# START OF Data rows

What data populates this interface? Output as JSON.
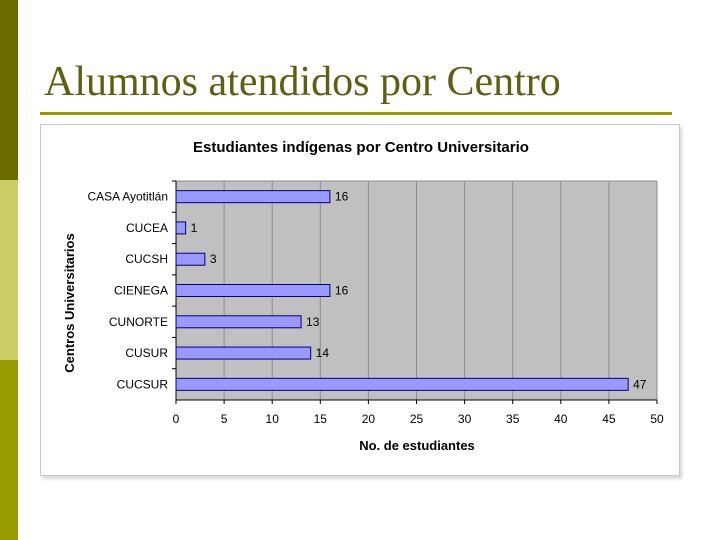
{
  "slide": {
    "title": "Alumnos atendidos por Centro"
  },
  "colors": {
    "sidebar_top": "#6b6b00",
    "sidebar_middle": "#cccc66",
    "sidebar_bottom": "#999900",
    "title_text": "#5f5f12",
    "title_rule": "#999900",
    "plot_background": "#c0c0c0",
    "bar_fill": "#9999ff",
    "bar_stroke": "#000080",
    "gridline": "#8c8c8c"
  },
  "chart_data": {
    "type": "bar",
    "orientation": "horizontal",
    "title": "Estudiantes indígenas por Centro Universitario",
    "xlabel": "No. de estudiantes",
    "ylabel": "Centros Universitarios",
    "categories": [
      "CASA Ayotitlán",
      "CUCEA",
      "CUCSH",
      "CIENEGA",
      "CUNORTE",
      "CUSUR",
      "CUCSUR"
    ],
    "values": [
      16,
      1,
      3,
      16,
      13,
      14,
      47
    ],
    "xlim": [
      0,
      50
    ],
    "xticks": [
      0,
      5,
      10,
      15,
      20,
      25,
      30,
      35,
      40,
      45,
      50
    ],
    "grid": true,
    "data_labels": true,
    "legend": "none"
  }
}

# END OF Data rows
# START OF Data rows

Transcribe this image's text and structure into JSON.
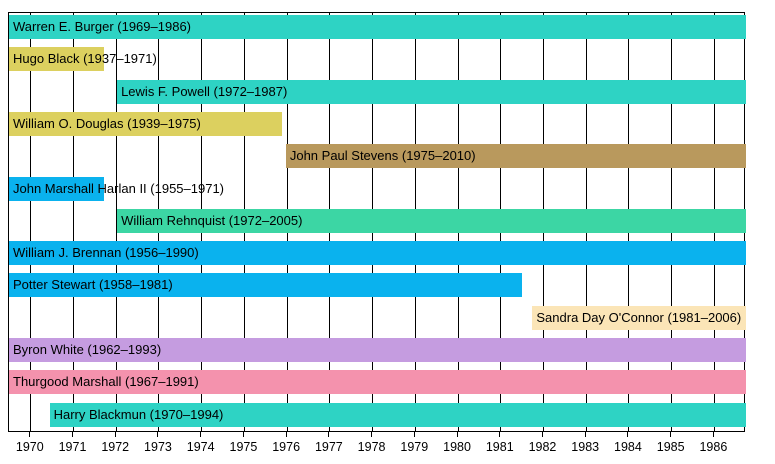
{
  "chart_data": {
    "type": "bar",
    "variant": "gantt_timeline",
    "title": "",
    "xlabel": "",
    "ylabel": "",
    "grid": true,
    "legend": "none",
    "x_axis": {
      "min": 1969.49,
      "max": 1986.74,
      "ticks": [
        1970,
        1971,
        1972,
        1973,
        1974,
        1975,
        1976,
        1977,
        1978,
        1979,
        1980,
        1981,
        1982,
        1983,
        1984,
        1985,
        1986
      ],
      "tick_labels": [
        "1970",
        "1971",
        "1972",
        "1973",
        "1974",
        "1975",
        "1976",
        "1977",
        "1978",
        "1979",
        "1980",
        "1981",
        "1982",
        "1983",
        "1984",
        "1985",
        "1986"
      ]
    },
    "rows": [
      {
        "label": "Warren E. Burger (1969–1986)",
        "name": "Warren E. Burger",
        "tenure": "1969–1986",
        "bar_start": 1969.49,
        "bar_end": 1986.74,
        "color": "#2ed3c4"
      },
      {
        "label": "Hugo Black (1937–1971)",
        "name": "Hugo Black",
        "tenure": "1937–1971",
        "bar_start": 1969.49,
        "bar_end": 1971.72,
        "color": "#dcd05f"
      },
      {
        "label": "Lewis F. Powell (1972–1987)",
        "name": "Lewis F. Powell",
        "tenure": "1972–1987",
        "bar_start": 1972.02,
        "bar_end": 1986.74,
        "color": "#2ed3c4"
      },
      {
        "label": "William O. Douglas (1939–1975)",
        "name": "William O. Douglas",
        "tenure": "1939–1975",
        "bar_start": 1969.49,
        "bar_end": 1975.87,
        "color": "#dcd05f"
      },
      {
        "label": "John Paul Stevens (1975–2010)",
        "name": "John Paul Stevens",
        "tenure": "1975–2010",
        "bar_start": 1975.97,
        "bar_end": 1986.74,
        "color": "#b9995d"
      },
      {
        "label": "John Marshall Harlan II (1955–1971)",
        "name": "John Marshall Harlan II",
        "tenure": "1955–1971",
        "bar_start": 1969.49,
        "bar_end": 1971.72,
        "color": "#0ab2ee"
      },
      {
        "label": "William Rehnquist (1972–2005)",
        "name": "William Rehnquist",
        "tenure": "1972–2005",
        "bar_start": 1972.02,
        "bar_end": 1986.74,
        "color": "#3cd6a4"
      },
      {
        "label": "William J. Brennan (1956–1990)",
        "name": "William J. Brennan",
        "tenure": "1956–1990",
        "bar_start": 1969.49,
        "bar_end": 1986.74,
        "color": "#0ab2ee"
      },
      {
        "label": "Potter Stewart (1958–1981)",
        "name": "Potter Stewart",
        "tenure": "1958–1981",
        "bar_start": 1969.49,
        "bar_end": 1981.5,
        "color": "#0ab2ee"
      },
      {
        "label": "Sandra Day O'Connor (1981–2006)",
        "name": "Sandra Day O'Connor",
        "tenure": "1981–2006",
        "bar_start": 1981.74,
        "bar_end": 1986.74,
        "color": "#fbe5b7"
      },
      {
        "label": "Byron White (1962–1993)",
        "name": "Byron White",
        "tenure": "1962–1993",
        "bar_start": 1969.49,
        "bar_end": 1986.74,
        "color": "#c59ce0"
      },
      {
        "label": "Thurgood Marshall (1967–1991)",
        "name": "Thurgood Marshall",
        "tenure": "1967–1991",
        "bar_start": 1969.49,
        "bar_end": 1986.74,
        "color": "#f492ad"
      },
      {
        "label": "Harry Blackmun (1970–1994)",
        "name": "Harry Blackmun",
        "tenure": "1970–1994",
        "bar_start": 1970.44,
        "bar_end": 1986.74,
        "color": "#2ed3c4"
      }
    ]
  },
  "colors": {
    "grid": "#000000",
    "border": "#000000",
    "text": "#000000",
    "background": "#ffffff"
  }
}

# END OF Data rows

The word "Harlan" may occur in lines of the records. Report how many such lines there are, giving only the number.

— Correct response —
2